Task objective
Your task is to quote the material that follows, in full and exactly.

Source data
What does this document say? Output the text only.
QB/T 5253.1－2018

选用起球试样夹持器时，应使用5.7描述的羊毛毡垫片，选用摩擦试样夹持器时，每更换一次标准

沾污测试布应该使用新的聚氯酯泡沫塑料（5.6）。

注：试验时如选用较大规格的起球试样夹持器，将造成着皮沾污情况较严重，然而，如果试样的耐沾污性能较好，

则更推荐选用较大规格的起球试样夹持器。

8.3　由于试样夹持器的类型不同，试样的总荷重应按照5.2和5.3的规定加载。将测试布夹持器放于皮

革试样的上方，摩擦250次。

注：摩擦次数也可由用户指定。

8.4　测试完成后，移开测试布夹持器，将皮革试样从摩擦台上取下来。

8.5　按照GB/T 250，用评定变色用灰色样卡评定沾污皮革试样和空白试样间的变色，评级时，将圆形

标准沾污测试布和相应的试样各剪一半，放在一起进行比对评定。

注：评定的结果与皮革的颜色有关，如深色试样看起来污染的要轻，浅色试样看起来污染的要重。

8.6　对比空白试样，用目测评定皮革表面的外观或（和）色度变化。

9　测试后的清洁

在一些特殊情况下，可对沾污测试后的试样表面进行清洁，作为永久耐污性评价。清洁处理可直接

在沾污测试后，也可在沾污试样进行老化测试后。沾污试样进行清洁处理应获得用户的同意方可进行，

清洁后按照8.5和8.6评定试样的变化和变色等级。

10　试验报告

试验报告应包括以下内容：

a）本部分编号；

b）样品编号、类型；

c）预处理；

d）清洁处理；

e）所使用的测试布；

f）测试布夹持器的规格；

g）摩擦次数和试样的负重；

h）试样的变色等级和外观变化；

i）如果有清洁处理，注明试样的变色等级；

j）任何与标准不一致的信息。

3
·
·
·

Answer in full
What does this document say? Output the text only.
QB/T 5253.1－2018

选用起球试样夹持器时，应使用5.7描述的羊毛毡垫片，选用摩擦试样夹持器时，每更换一次标准

沾污测试布应该使用新的聚氯酯泡沫塑料（5.6）。

注：试验时如选用较大规格的起球试样夹持器，将造成着皮沾污情况较严重，然而，如果试样的耐沾污性能较好，

则更推荐选用较大规格的起球试样夹持器。

8.3　由于试样夹持器的类型不同，试样的总荷重应按照5.2和5.3的规定加载。将测试布夹持器放于皮

革试样的上方，摩擦250次。

注：摩擦次数也可由用户指定。

8.4　测试完成后，移开测试布夹持器，将皮革试样从摩擦台上取下来。

8.5　按照GB/T 250，用评定变色用灰色样卡评定沾污皮革试样和空白试样间的变色，评级时，将圆形

标准沾污测试布和相应的试样各剪一半，放在一起进行比对评定。

注：评定的结果与皮革的颜色有关，如深色试样看起来污染的要轻，浅色试样看起来污染的要重。

8.6　对比空白试样，用目测评定皮革表面的外观或（和）色度变化。

9　测试后的清洁

在一些特殊情况下，可对沾污测试后的试样表面进行清洁，作为永久耐污性评价。清洁处理可直接

在沾污测试后，也可在沾污试样进行老化测试后。沾污试样进行清洁处理应获得用户的同意方可进行，

清洁后按照8.5和8.6评定试样的变化和变色等级。

10　试验报告

试验报告应包括以下内容：

a）本部分编号；

b）样品编号、类型；

c）预处理；

d）清洁处理；

e）所使用的测试布；

f）测试布夹持器的规格；

g）摩擦次数和试样的负重；

h）试样的变色等级和外观变化；

i）如果有清洁处理，注明试样的变色等级；

j）任何与标准不一致的信息。

3
·
·
·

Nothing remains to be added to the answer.